Do this:
Select every line below containing the word "color".

Material:
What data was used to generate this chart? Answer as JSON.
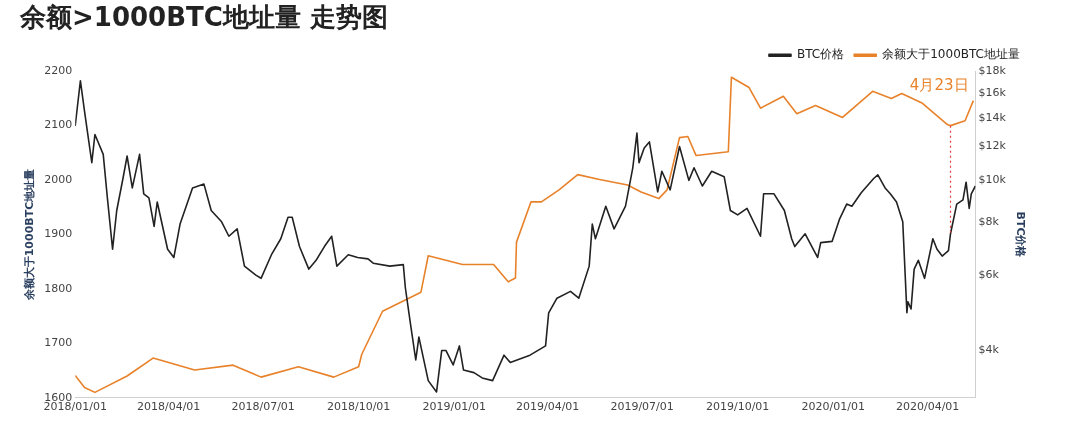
{
  "chart_data": {
    "type": "line",
    "title": "余额>1000BTC地址量 走势图",
    "ylabel": "余额大于1000BTC地址量",
    "y2label": "BTC价格",
    "legend": "top right",
    "grid": false,
    "marker": "none",
    "line_style": "solid",
    "log": "y2",
    "xlim": [
      "2018-01-01",
      "2020-05-17"
    ],
    "xticks": [
      {
        "value": "2018-01-01",
        "label": "2018/01/01"
      },
      {
        "value": "2018-04-01",
        "label": "2018/04/01"
      },
      {
        "value": "2018-07-01",
        "label": "2018/07/01"
      },
      {
        "value": "2018-10-01",
        "label": "2018/10/01"
      },
      {
        "value": "2019-01-01",
        "label": "2019/01/01"
      },
      {
        "value": "2019-04-01",
        "label": "2019/04/01"
      },
      {
        "value": "2019-07-01",
        "label": "2019/07/01"
      },
      {
        "value": "2019-10-01",
        "label": "2019/10/01"
      },
      {
        "value": "2020-01-01",
        "label": "2020/01/01"
      },
      {
        "value": "2020-04-01",
        "label": "2020/04/01"
      }
    ],
    "ylim": [
      1600,
      2200
    ],
    "yticks": [
      1600,
      1700,
      1800,
      1900,
      2000,
      2100,
      2200
    ],
    "y2lim": [
      3100,
      18000
    ],
    "y2ticks": [
      {
        "value": 4000,
        "label": "$4k"
      },
      {
        "value": 6000,
        "label": "$6k"
      },
      {
        "value": 8000,
        "label": "$8k"
      },
      {
        "value": 10000,
        "label": "$10k"
      },
      {
        "value": 12000,
        "label": "$12k"
      },
      {
        "value": 14000,
        "label": "$14k"
      },
      {
        "value": 16000,
        "label": "$16k"
      },
      {
        "value": 18000,
        "label": "$18k"
      }
    ],
    "ref_lines": [
      {
        "axis": "x",
        "value": "2020-04-23",
        "color": "#e03c3c",
        "line_style": "dotted",
        "label": "4月23日"
      }
    ],
    "series": [
      {
        "name": "BTC价格",
        "color": "#222222",
        "axis": "y2",
        "x": [
          "2018-01-01",
          "2018-01-06",
          "2018-01-10",
          "2018-01-17",
          "2018-01-20",
          "2018-01-28",
          "2018-02-01",
          "2018-02-06",
          "2018-02-10",
          "2018-02-16",
          "2018-02-20",
          "2018-02-25",
          "2018-03-04",
          "2018-03-08",
          "2018-03-13",
          "2018-03-18",
          "2018-03-21",
          "2018-03-31",
          "2018-04-06",
          "2018-04-12",
          "2018-04-24",
          "2018-05-05",
          "2018-05-12",
          "2018-05-22",
          "2018-05-29",
          "2018-06-06",
          "2018-06-13",
          "2018-06-24",
          "2018-06-29",
          "2018-07-09",
          "2018-07-18",
          "2018-07-25",
          "2018-07-29",
          "2018-08-05",
          "2018-08-14",
          "2018-08-21",
          "2018-08-29",
          "2018-09-05",
          "2018-09-10",
          "2018-09-21",
          "2018-09-30",
          "2018-10-10",
          "2018-10-15",
          "2018-10-31",
          "2018-11-13",
          "2018-11-15",
          "2018-11-20",
          "2018-11-25",
          "2018-11-28",
          "2018-12-07",
          "2018-12-15",
          "2018-12-20",
          "2018-12-24",
          "2018-12-31",
          "2019-01-06",
          "2019-01-10",
          "2019-01-20",
          "2019-01-28",
          "2019-02-07",
          "2019-02-18",
          "2019-02-24",
          "2019-03-15",
          "2019-03-30",
          "2019-04-02",
          "2019-04-10",
          "2019-04-23",
          "2019-05-01",
          "2019-05-11",
          "2019-05-14",
          "2019-05-17",
          "2019-05-27",
          "2019-06-04",
          "2019-06-15",
          "2019-06-22",
          "2019-06-26",
          "2019-06-28",
          "2019-07-03",
          "2019-07-08",
          "2019-07-16",
          "2019-07-20",
          "2019-07-28",
          "2019-08-06",
          "2019-08-15",
          "2019-08-20",
          "2019-08-28",
          "2019-09-06",
          "2019-09-18",
          "2019-09-24",
          "2019-10-01",
          "2019-10-10",
          "2019-10-23",
          "2019-10-26",
          "2019-11-05",
          "2019-11-15",
          "2019-11-22",
          "2019-11-25",
          "2019-12-05",
          "2019-12-17",
          "2019-12-20",
          "2019-12-31",
          "2020-01-07",
          "2020-01-14",
          "2020-01-19",
          "2020-01-28",
          "2020-02-09",
          "2020-02-13",
          "2020-02-20",
          "2020-02-25",
          "2020-03-02",
          "2020-03-08",
          "2020-03-12",
          "2020-03-13",
          "2020-03-16",
          "2020-03-19",
          "2020-03-23",
          "2020-03-29",
          "2020-04-06",
          "2020-04-10",
          "2020-04-15",
          "2020-04-21",
          "2020-04-23",
          "2020-04-29",
          "2020-05-05",
          "2020-05-08",
          "2020-05-11",
          "2020-05-13",
          "2020-05-17"
        ],
        "values": [
          13400,
          17100,
          14500,
          11000,
          12800,
          11500,
          9100,
          6900,
          8500,
          10100,
          11400,
          9600,
          11500,
          9300,
          9100,
          7800,
          8900,
          6900,
          6600,
          7900,
          9600,
          9800,
          8500,
          8000,
          7400,
          7700,
          6300,
          6000,
          5900,
          6700,
          7300,
          8200,
          8200,
          7000,
          6200,
          6500,
          7000,
          7400,
          6300,
          6700,
          6600,
          6550,
          6400,
          6300,
          6350,
          5600,
          4600,
          3800,
          4300,
          3400,
          3200,
          4000,
          4000,
          3700,
          4100,
          3600,
          3550,
          3450,
          3400,
          3900,
          3750,
          3900,
          4100,
          4900,
          5300,
          5500,
          5300,
          6300,
          7900,
          7300,
          8700,
          7700,
          8700,
          10700,
          12900,
          11000,
          11900,
          12300,
          9400,
          10500,
          9500,
          12000,
          10000,
          10700,
          9700,
          10500,
          10200,
          8500,
          8300,
          8600,
          7400,
          9300,
          9300,
          8500,
          7300,
          7000,
          7500,
          6600,
          7150,
          7200,
          8100,
          8800,
          8700,
          9350,
          10100,
          10300,
          9600,
          9300,
          8900,
          8000,
          4900,
          5200,
          5000,
          6200,
          6500,
          5900,
          7300,
          6900,
          6650,
          6850,
          7500,
          8800,
          9000,
          9900,
          8600,
          9300,
          9700
        ]
      },
      {
        "name": "余额大于1000BTC地址量",
        "color": "#e8822a",
        "x": [
          "2018-01-01",
          "2018-01-10",
          "2018-01-20",
          "2018-02-20",
          "2018-03-17",
          "2018-04-26",
          "2018-06-02",
          "2018-06-29",
          "2018-08-04",
          "2018-09-07",
          "2018-10-01",
          "2018-10-04",
          "2018-10-24",
          "2018-11-30",
          "2018-12-07",
          "2019-01-09",
          "2019-02-08",
          "2019-02-22",
          "2019-03-01",
          "2019-03-02",
          "2019-03-16",
          "2019-03-26",
          "2019-04-12",
          "2019-04-30",
          "2019-05-21",
          "2019-06-17",
          "2019-06-30",
          "2019-07-17",
          "2019-07-25",
          "2019-08-06",
          "2019-08-14",
          "2019-08-22",
          "2019-09-22",
          "2019-09-25",
          "2019-10-12",
          "2019-10-23",
          "2019-11-14",
          "2019-11-27",
          "2019-12-15",
          "2020-01-10",
          "2020-02-08",
          "2020-02-26",
          "2020-03-07",
          "2020-03-27",
          "2020-04-20",
          "2020-04-23",
          "2020-05-07",
          "2020-05-15"
        ],
        "values": [
          1641,
          1619,
          1610,
          1640,
          1673,
          1651,
          1660,
          1638,
          1657,
          1638,
          1657,
          1680,
          1759,
          1794,
          1861,
          1845,
          1845,
          1813,
          1820,
          1886,
          1960,
          1960,
          1982,
          2010,
          2001,
          1991,
          1978,
          1966,
          1982,
          2078,
          2080,
          2045,
          2052,
          2189,
          2170,
          2132,
          2154,
          2122,
          2137,
          2115,
          2163,
          2150,
          2159,
          2141,
          2102,
          2100,
          2109,
          2146
        ]
      }
    ]
  }
}
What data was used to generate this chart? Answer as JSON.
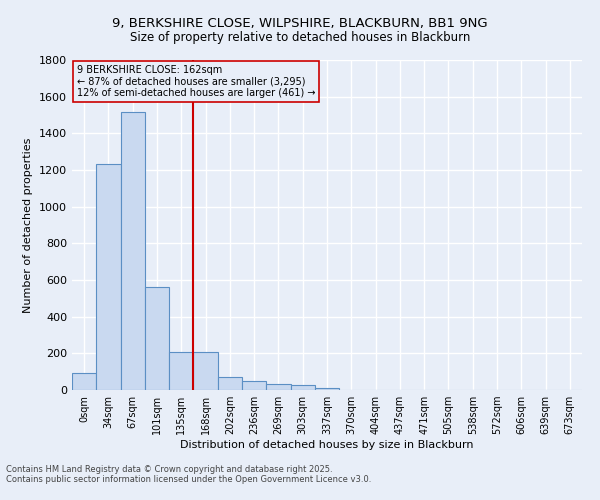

Answer in full:
        "color": "#e03c3c",
        "color": "#222222",
        "color": "#e8822a",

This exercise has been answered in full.